What you should do >>
Set every record down verbatim and omit the pictures.

Data excerpts >>

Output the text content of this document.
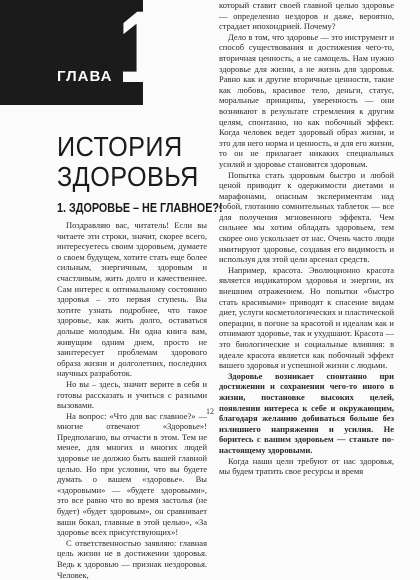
1
ГЛАВА
ИСТОРИЯ
ЗДОРОВЬЯ
1. ЗДОРОВЬЕ – НЕ ГЛАВНОЕ?!

Поздравляю вас, читатель! Если вы читаете эти строки, значит, скорее всего, интересуетесь своим здоровьем, думаете о своем будущем, хотите стать еще более сильным, энергичным, здоровым и счастливым, жить долго и качественнее. Сам интерес к оптимальному состоянию здоровья – это первая ступень. Вы хотите узнать подробнее, что такое здоровье, как жить долго, оставаться дольше молодым. Ни одна книга вам, живущим одним днем, просто не заинтересует проблемам здорового образа жизни и долголетних, последних научных разработок.

Но вы – здесь, значит верите в себя и готовы рассказать и учиться с разными вызовами.

На вопрос: «Что для вас главное?» — многие отвечают «Здоровье»! Предполагаю, вы отчасти в этом. Тем не менее, для многих и многих людей здоровье не должно быть вашей главной целью. Но при условии, что вы будете думать о вашем «здоровье». Вы «здоровыми» — «будете здоровыми», это все равно что во время застолья (не будет) «будет здоровым», он сравнивает ваши бокал, главные в этой целью», «За здоровье всех присутствующих»!

С ответственностью заявляю: главная цель жизни не в достижении здоровья. Ведь к здоровью — признак нездоровья. Человек,

который ставит своей главной целью здоровье — определенно нездоров и даже, вероятно, страдает ипохондрией. Почему?

Дело в том, что здоровье — это инструмент и способ существования и достижения чего-то, вторичная ценность, а не самоцель. Нам нужно здоровье для жизни, а не жизнь для здоровья. Равно как и другие вторичные ценности, такие как любовь, красивое тело, деньги, статус, моральные принципы, уверенность — они возникают в результате стремления к другим целям, спонтанно, но как побочный эффект. Когда человек ведет здоровый образ жизни, и это для него норма и ценность, и для его жизни, то он не прилагает никаких специальных усилий и здоровье становится здоровым.

Попытка стать здоровым быстро и любой ценой приводит к одержимости диетами и марафонами, опасным экспериментам над собой, глотанию сомнительных таблеток — все для получения мгновенного эффекта. Чем сильнее мы хотим обладать здоровьем, тем скорее оно ускользает от нас. Очень часто люди имитируют здоровье, создавая его видимость и используя для этой цели арсенал средств.

Например, красота. Эволюционно красота является индикатором здоровья и энергии, их внешним отражением. Но попытки «быстро стать красивыми» приводят к спасение видам диет, услуги косметологических и пластической операции, в погоне за красотой и идеалам как и отнимают здоровье, так и ухудшают. Красота — это биологические и социальные влияния: в идеале красота является как побочный эффект вашего здоровья и успешной жизни с людьми.

Здоровье возникает спонтанно при достижении и сохранении чего-то иного в жизни, постановке высоких целей, появлении интереса к себе и окружающим, благодаря желанию добиваться больше без излишнего напряжения и усилия. Не боритесь с вашим здоровьем — станьте по-настоящему здоровыми.

Когда наши цели требуют от нас здоровья, мы будем тратить свое ресурсы и время

12
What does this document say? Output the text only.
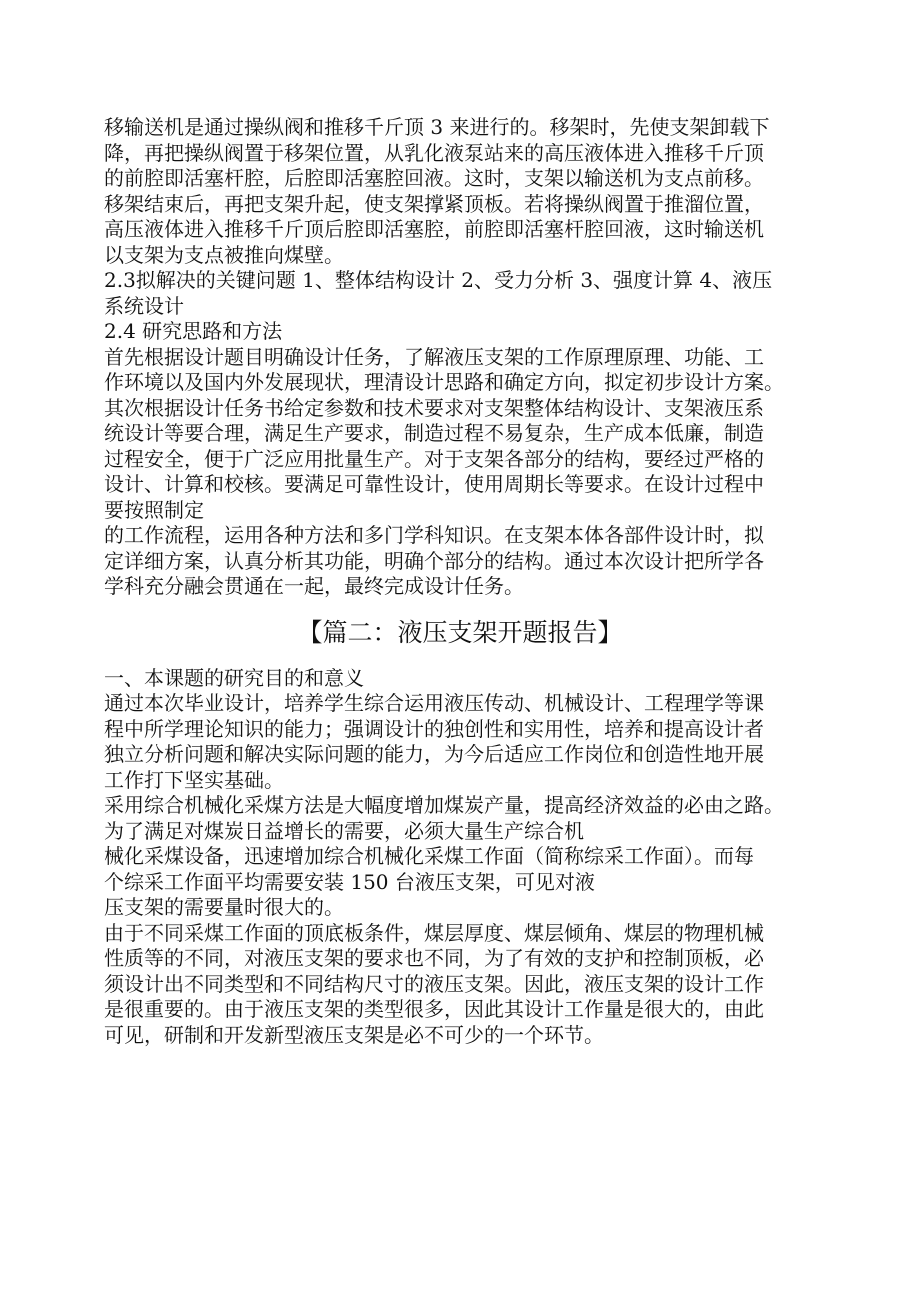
移输送机是通过操纵阀和推移千斤顶 3 来进行的。移架时，先使支架卸载下
降，再把操纵阀置于移架位置，从乳化液泵站来的高压液体进入推移千斤顶
的前腔即活塞杆腔，后腔即活塞腔回液。这时，支架以输送机为支点前移。
移架结束后，再把支架升起，使支架撑紧顶板。若将操纵阀置于推溜位置，
高压液体进入推移千斤顶后腔即活塞腔，前腔即活塞杆腔回液，这时输送机
以支架为支点被推向煤壁。
2.3拟解决的关键问题 1、整体结构设计 2、受力分析 3、强度计算 4、液压
系统设计
2.4 研究思路和方法
首先根据设计题目明确设计任务，了解液压支架的工作原理原理、功能、工
作环境以及国内外发展现状，理清设计思路和确定方向，拟定初步设计方案。
其次根据设计任务书给定参数和技术要求对支架整体结构设计、支架液压系
统设计等要合理，满足生产要求，制造过程不易复杂，生产成本低廉，制造
过程安全，便于广泛应用批量生产。对于支架各部分的结构，要经过严格的
设计、计算和校核。要满足可靠性设计，使用周期长等要求。在设计过程中
要按照制定
的工作流程，运用各种方法和多门学科知识。在支架本体各部件设计时，拟
定详细方案，认真分析其功能，明确个部分的结构。通过本次设计把所学各
学科充分融会贯通在一起，最终完成设计任务。
【篇二：液压支架开题报告】
一、本课题的研究目的和意义
通过本次毕业设计，培养学生综合运用液压传动、机械设计、工程理学等课
程中所学理论知识的能力；强调设计的独创性和实用性，培养和提高设计者
独立分析问题和解决实际问题的能力，为今后适应工作岗位和创造性地开展
工作打下坚实基础。
采用综合机械化采煤方法是大幅度增加煤炭产量，提高经济效益的必由之路。
为了满足对煤炭日益增长的需要，必须大量生产综合机
械化采煤设备，迅速增加综合机械化采煤工作面（简称综采工作面）。而每
个综采工作面平均需要安装 150 台液压支架，可见对液
压支架的需要量时很大的。
由于不同采煤工作面的顶底板条件，煤层厚度、煤层倾角、煤层的物理机械
性质等的不同，对液压支架的要求也不同，为了有效的支护和控制顶板，必
须设计出不同类型和不同结构尺寸的液压支架。因此，液压支架的设计工作
是很重要的。由于液压支架的类型很多，因此其设计工作量是很大的，由此
可见，研制和开发新型液压支架是必不可少的一个环节。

Reply >>
Output the text content of this document.
1
ГЛАВА
ИСТОРИЯ
ЗДОРОВЬЯ
1. ЗДОРОВЬЕ – НЕ ГЛАВНОЕ?!

Поздравляю вас, читатель! Если вы читаете эти строки, значит, скорее всего, интересуетесь своим здоровьем, думаете о своем будущем, хотите стать еще более сильным, энергичным, здоровым и счастливым, жить долго и качественнее. Сам интерес к оптимальному состоянию здоровья – это первая ступень. Вы хотите узнать подробнее, что такое здоровье, как жить долго, оставаться дольше молодым. Ни одна книга вам, живущим одним днем, просто не заинтересует проблемам здорового образа жизни и долголетних, последних научных разработок.

Но вы – здесь, значит верите в себя и готовы рассказать и учиться с разными вызовами.

На вопрос: «Что для вас главное?» — многие отвечают «Здоровье»! Предполагаю, вы отчасти в этом. Тем не менее, для многих и многих людей здоровье не должно быть вашей главной целью. Но при условии, что вы будете думать о вашем «здоровье». Вы «здоровыми» — «будете здоровыми», это все равно что во время застолья (не будет) «будет здоровым», он сравнивает ваши бокал, главные в этой целью», «За здоровье всех присутствующих»!

С ответственностью заявляю: главная цель жизни не в достижении здоровья. Ведь к здоровью — признак нездоровья. Человек,

который ставит своей главной целью здоровье — определенно нездоров и даже, вероятно, страдает ипохондрией. Почему?

Дело в том, что здоровье — это инструмент и способ существования и достижения чего-то, вторичная ценность, а не самоцель. Нам нужно здоровье для жизни, а не жизнь для здоровья. Равно как и другие вторичные ценности, такие как любовь, красивое тело, деньги, статус, моральные принципы, уверенность — они возникают в результате стремления к другим целям, спонтанно, но как побочный эффект. Когда человек ведет здоровый образ жизни, и это для него норма и ценность, и для его жизни, то он не прилагает никаких специальных усилий и здоровье становится здоровым.

Попытка стать здоровым быстро и любой ценой приводит к одержимости диетами и марафонами, опасным экспериментам над собой, глотанию сомнительных таблеток — все для получения мгновенного эффекта. Чем сильнее мы хотим обладать здоровьем, тем скорее оно ускользает от нас. Очень часто люди имитируют здоровье, создавая его видимость и используя для этой цели арсенал средств.

Например, красота. Эволюционно красота является индикатором здоровья и энергии, их внешним отражением. Но попытки «быстро стать красивыми» приводят к спасение видам диет, услуги косметологических и пластической операции, в погоне за красотой и идеалам как и отнимают здоровье, так и ухудшают. Красота — это биологические и социальные влияния: в идеале красота является как побочный эффект вашего здоровья и успешной жизни с людьми.

Здоровье возникает спонтанно при достижении и сохранении чего-то иного в жизни, постановке высоких целей, появлении интереса к себе и окружающим, благодаря желанию добиваться больше без излишнего напряжения и усилия. Не боритесь с вашим здоровьем — станьте по-настоящему здоровыми.

Когда наши цели требуют от нас здоровья, мы будем тратить свое ресурсы и время

12
What does this document say? Output the text only.
移输送机是通过操纵阀和推移千斤顶 3 来进行的。移架时，先使支架卸载下
降，再把操纵阀置于移架位置，从乳化液泵站来的高压液体进入推移千斤顶
的前腔即活塞杆腔，后腔即活塞腔回液。这时，支架以输送机为支点前移。
移架结束后，再把支架升起，使支架撑紧顶板。若将操纵阀置于推溜位置，
高压液体进入推移千斤顶后腔即活塞腔，前腔即活塞杆腔回液，这时输送机
以支架为支点被推向煤壁。
2.3拟解决的关键问题 1、整体结构设计 2、受力分析 3、强度计算 4、液压
系统设计
2.4 研究思路和方法
首先根据设计题目明确设计任务，了解液压支架的工作原理原理、功能、工
作环境以及国内外发展现状，理清设计思路和确定方向，拟定初步设计方案。
其次根据设计任务书给定参数和技术要求对支架整体结构设计、支架液压系
统设计等要合理，满足生产要求，制造过程不易复杂，生产成本低廉，制造
过程安全，便于广泛应用批量生产。对于支架各部分的结构，要经过严格的
设计、计算和校核。要满足可靠性设计，使用周期长等要求。在设计过程中
要按照制定
的工作流程，运用各种方法和多门学科知识。在支架本体各部件设计时，拟
定详细方案，认真分析其功能，明确个部分的结构。通过本次设计把所学各
学科充分融会贯通在一起，最终完成设计任务。
【篇二：液压支架开题报告】
一、本课题的研究目的和意义
通过本次毕业设计，培养学生综合运用液压传动、机械设计、工程理学等课
程中所学理论知识的能力；强调设计的独创性和实用性，培养和提高设计者
独立分析问题和解决实际问题的能力，为今后适应工作岗位和创造性地开展
工作打下坚实基础。
采用综合机械化采煤方法是大幅度增加煤炭产量，提高经济效益的必由之路。
为了满足对煤炭日益增长的需要，必须大量生产综合机
械化采煤设备，迅速增加综合机械化采煤工作面（简称综采工作面）。而每
个综采工作面平均需要安装 150 台液压支架，可见对液
压支架的需要量时很大的。
由于不同采煤工作面的顶底板条件，煤层厚度、煤层倾角、煤层的物理机械
性质等的不同，对液压支架的要求也不同，为了有效的支护和控制顶板，必
须设计出不同类型和不同结构尺寸的液压支架。因此，液压支架的设计工作
是很重要的。由于液压支架的类型很多，因此其设计工作量是很大的，由此
可见，研制和开发新型液压支架是必不可少的一个环节。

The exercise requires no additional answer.